Co-Author Nsedu Obot-Witherspoon, MPH, Executive Director, Children's Environmental Health Network
It seems like school children trying to learn in Detroit and Flint, MI can't catch a break, nor can they in Hoosick Falls, NY, and hundreds of other communities. We read daily about polluted drinking water; then, about schools with black mold, failing heating systems, roaches and rats where children, by law, must spend their days. And behave. And take tests.
We also know that it's unfair to single out schools in Detroit, a city that has come to represent the post-industrial collapse of manufacturing centers. Detroit simply is not the only city with mushrooms growing out of damp school building walls. In New York, the state education department cut staff responsible for addressing school facilities by half and has failed to improve school design standards. California and other states have suspended or slashed school construction funds. We also hear from parents and teachers about these conditions. For example - Healthy Schools Network was contacted by a parent whose son was healthy in elementary school, but became ill when he moved up to middle school. The parent learned there was a high carbon-monoxide level. But nothing was ever done. "Now that he has moved up, he is healthy again," the parent says. "But there are still kids sick at the middle school."
Fungus growing in a Detroit public school.
Ideally, child care and PK-12 school facilities are providing safe, healthy, nurturing, and academically challenging environments for all children. But too often, that is not the case. Lack of regulation and enforcement are big problems, so is no money for maintenance and repairs, but the really big one is no help for kids in harm's way. "Why is it," a New York parent asked Healthy Schools Network, "that teachers can get help from [state-funded] occupational health clinics but children....have no help from public agencies?"
Why indeed: where is public health?

▶ _Check your understanding_:
1. In the passage on unhealthy school buildings, how much staff did the New York state education department cut from the team responsible for school facilities?
2. Write the next few sentences of the passage on unhealthy school buildings, picking up after its final line.

Bounding box prediction records
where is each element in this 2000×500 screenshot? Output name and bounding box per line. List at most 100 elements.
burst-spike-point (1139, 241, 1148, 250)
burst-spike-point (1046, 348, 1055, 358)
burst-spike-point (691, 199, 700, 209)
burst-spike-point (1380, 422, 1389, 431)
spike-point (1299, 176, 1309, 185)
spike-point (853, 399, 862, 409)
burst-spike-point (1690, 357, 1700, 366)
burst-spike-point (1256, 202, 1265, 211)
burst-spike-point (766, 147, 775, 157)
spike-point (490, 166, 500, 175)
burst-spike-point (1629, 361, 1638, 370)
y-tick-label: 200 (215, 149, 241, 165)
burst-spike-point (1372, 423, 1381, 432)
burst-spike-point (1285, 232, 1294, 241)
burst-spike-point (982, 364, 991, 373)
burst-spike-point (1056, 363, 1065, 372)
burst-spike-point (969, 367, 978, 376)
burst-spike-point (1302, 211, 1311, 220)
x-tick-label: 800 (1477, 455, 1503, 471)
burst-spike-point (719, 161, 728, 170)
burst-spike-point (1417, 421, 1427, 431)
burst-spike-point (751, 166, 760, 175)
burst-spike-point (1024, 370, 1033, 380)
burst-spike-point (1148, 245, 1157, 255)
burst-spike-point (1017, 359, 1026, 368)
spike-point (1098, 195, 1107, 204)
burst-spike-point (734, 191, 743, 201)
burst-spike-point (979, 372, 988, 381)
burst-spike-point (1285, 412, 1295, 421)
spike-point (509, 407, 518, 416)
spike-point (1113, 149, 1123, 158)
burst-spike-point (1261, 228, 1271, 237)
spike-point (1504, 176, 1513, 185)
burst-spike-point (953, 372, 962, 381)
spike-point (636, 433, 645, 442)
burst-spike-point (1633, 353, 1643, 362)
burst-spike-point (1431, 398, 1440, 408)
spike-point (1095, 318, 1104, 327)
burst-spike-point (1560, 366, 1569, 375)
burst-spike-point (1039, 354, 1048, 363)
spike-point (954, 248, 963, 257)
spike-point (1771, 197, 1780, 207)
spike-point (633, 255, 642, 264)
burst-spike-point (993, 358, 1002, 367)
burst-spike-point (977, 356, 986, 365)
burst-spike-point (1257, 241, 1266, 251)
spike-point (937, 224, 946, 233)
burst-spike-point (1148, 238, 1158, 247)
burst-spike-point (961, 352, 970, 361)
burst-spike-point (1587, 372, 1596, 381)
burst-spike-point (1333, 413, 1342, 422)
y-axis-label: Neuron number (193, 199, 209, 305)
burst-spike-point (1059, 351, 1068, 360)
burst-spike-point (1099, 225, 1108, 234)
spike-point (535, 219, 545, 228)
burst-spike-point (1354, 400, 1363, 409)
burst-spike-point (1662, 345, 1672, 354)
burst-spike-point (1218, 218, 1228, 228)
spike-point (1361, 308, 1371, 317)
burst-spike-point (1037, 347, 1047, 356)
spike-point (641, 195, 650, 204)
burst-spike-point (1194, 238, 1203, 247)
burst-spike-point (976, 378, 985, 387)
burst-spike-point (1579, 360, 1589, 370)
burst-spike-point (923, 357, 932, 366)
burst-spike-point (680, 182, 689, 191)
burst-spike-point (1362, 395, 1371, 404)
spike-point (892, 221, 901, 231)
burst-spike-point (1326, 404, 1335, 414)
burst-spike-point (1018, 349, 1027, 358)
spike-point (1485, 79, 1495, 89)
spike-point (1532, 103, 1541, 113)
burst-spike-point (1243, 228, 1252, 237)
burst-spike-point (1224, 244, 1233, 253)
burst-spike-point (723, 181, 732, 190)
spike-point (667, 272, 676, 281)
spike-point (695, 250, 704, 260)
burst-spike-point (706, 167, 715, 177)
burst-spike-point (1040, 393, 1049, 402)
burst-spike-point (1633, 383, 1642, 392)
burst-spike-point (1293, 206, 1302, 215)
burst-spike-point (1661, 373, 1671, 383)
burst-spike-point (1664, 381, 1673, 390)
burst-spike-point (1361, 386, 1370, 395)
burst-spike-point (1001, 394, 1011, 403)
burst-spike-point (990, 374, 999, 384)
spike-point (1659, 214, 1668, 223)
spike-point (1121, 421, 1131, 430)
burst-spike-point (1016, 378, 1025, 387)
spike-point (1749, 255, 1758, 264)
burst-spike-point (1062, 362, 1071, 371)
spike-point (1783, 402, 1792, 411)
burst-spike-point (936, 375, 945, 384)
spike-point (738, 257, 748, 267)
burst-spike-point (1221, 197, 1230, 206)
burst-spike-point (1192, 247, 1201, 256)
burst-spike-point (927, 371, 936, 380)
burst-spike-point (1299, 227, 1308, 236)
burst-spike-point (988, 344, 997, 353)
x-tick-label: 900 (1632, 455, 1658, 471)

▶ _Results of the exercise_:
1. It cut that staff by half.

2.
In fact, many officials have a hard time understanding that children's risks and exposures at school and child care facilities are public health issues that require public health solutions. Meeting in November in Washington, D.C., at a national workshop on children's environmental health in schools and child care, convened by Healthy Schools, professionals from across the country agreed that government agency and NGO leaders need to plan for a range of preventive measures to keep children healthier and safer.
Report compiled by Healthy Schools Network
In fact, federal regulatory agencies lack the authority to respond to child or parent complaints. For example, the US Department of Labor's Occupational Safety & Health Administration (OSHA), the federal agency responsible for setting and enforcing federal workplace safety regulations for adults, has no responsibility for child-protective regulations. The National Institute of Occupational Safety and Health (NIOSH), within the Centers for Disease Control and Prevention, is responsible for research, onsite health hazard evaluations, and guidance to protect employees from hazards in their workplaces. But it lacks the statutory authority to assist children and parents enduring the identical exposures and potentially more devastating effects.
A Tennessee parent told the workshop how it took years to get her child's school to stop spraying hospital-grade disinfectants around children eating lunch. Instead of addressing the misuse of a toxic product, the parent was banned from entering the school. An Oklahoma parent outlined her daughters' long-term illnesses due to exposures to dusts and fumes from an uncontrolled school renovation, then listed all the agencies which had declined to help.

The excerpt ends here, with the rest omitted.